• Problem description:
Filter the entries, keeping every line with the word "JSON".
═══ Supplied records
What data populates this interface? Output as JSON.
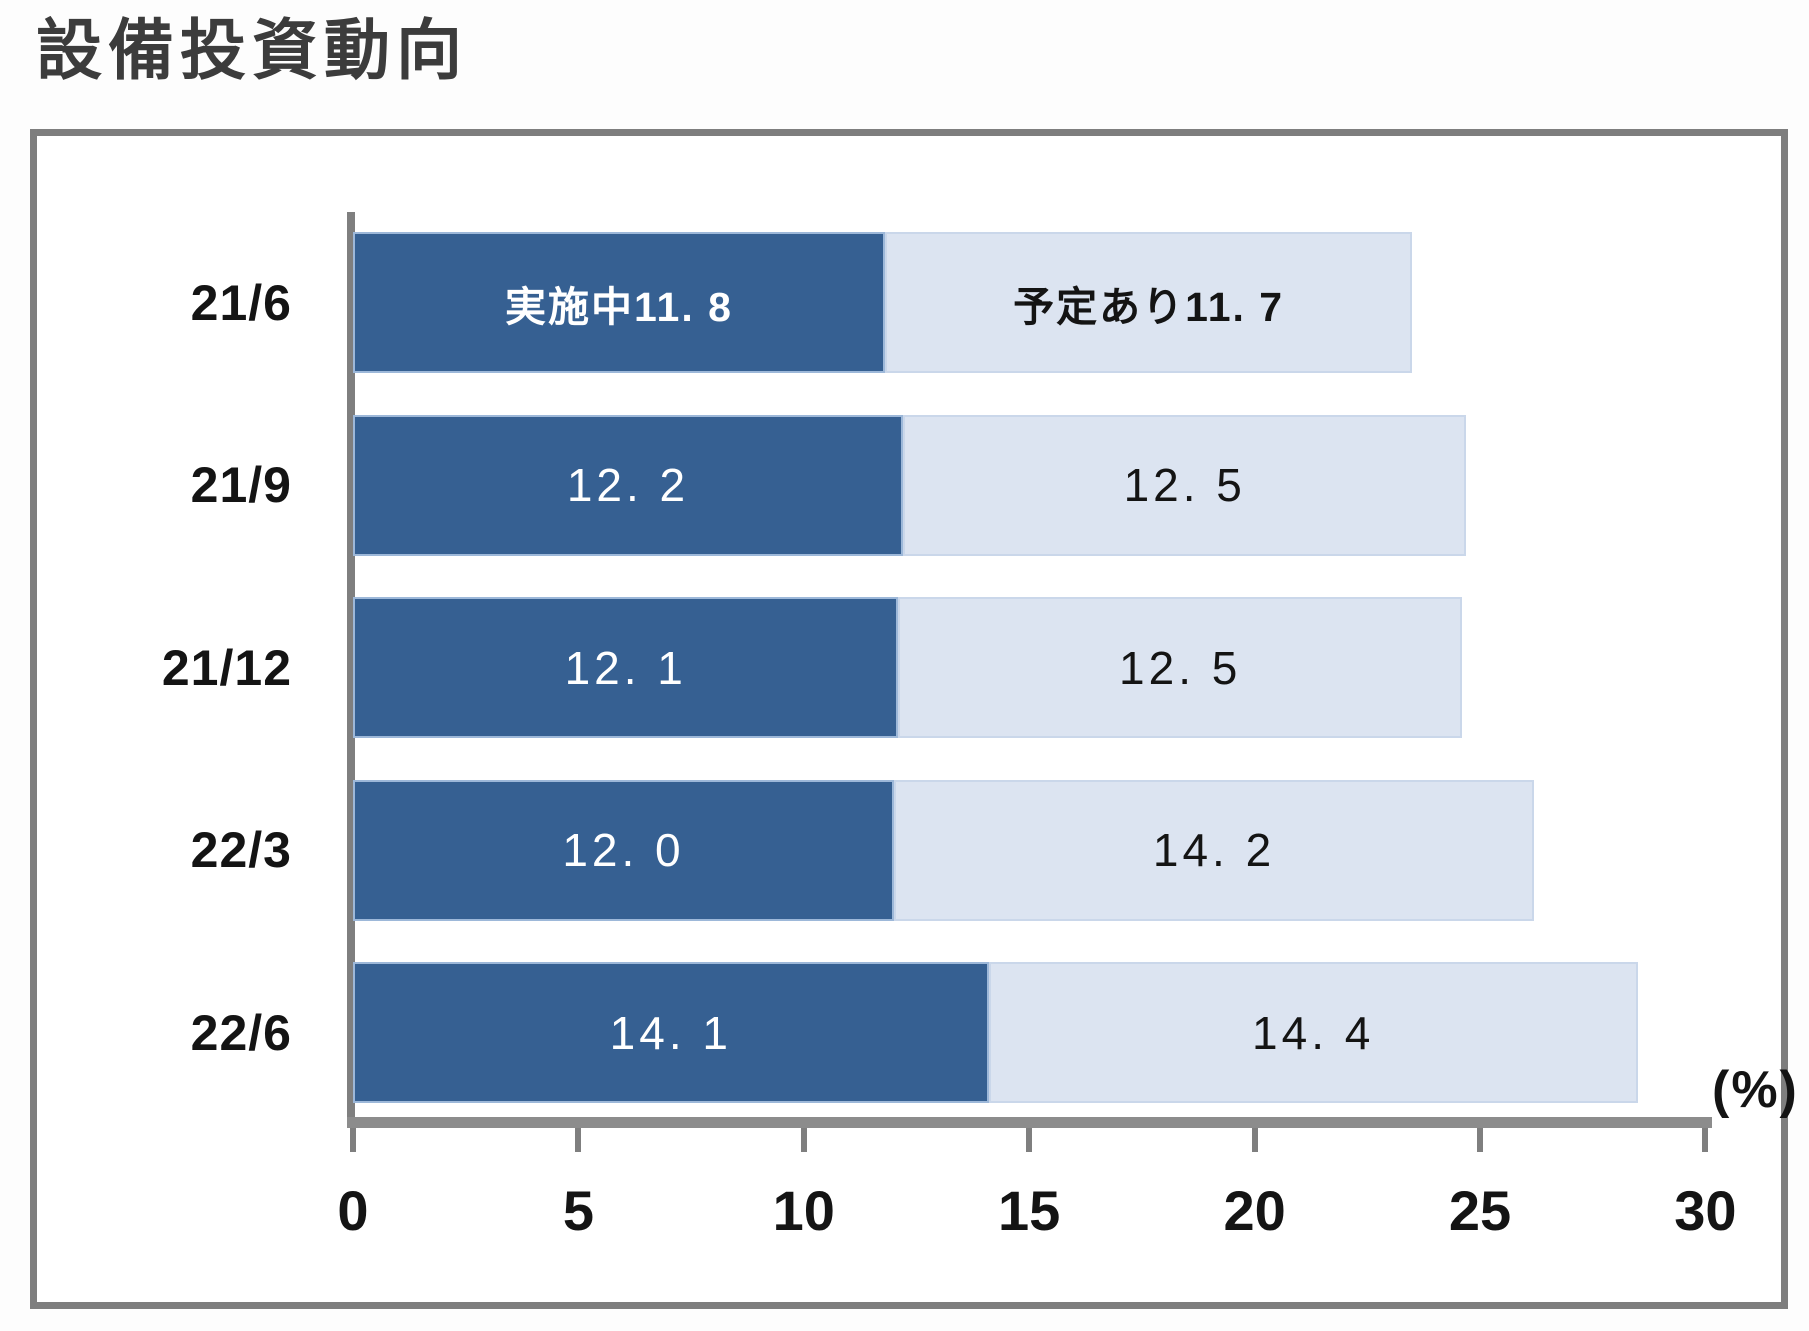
{
  "page": {
    "title": "設備投資動向"
  },
  "chart_data": {
    "type": "bar",
    "orientation": "horizontal",
    "stacked": true,
    "title": "設備投資動向",
    "categories": [
      "21/6",
      "21/9",
      "21/12",
      "22/3",
      "22/6"
    ],
    "series": [
      {
        "key": "in-progress",
        "name": "実施中",
        "color": "#366092",
        "label_color": "#ffffff",
        "values": [
          11.8,
          12.2,
          12.1,
          12.0,
          14.1
        ],
        "labels": [
          "実施中11. 8",
          "12. 2",
          "12. 1",
          "12. 0",
          "14. 1"
        ]
      },
      {
        "key": "planned",
        "name": "予定あり",
        "color": "#dce4f1",
        "label_color": "#141414",
        "values": [
          11.7,
          12.5,
          12.5,
          14.2,
          14.4
        ],
        "labels": [
          "予定あり11. 7",
          "12. 5",
          "12. 5",
          "14. 2",
          "14. 4"
        ]
      }
    ],
    "xlabel": "(%)",
    "x_ticks": [
      0,
      5,
      10,
      15,
      20,
      25,
      30
    ],
    "xlim": [
      0,
      30
    ],
    "grid": false,
    "legend_position": "labels-inside-first-bar"
  }
}
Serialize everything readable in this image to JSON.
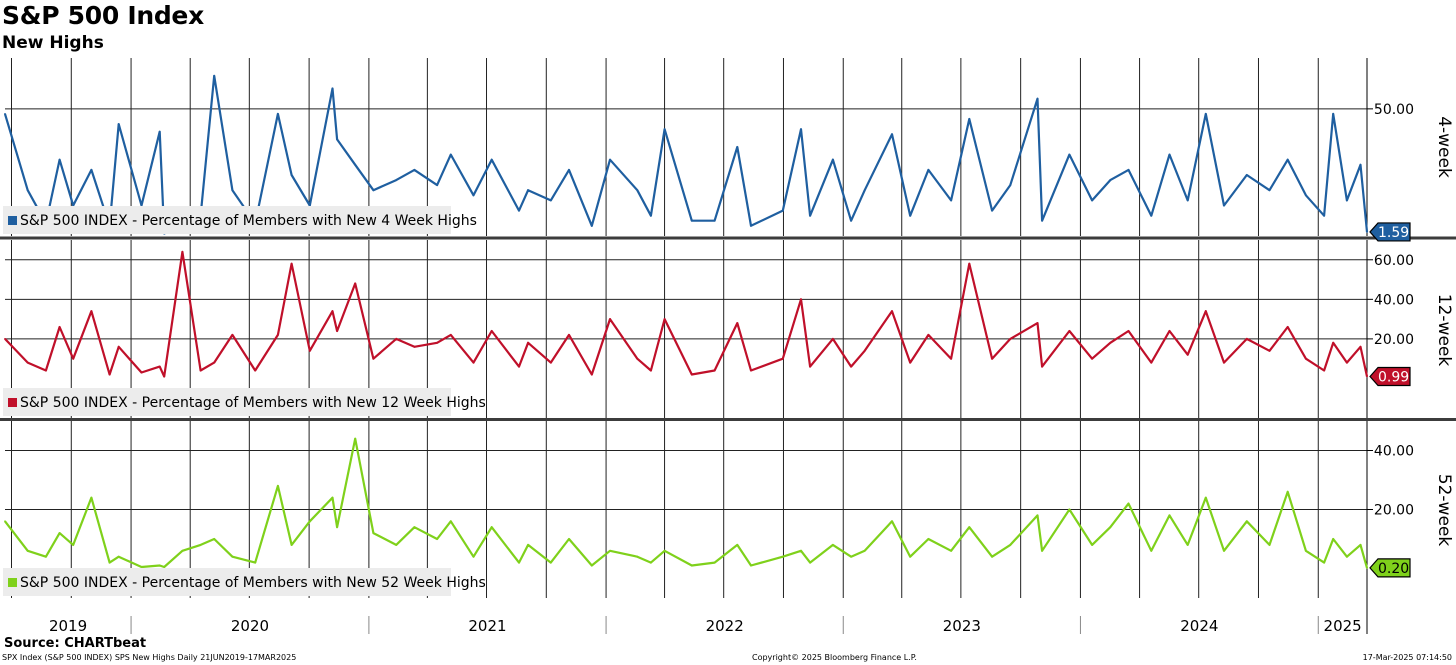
══════
• Reply to the exercise:
What data populates this interface? Output as JSON.
Serialize everything readable in this image to JSON.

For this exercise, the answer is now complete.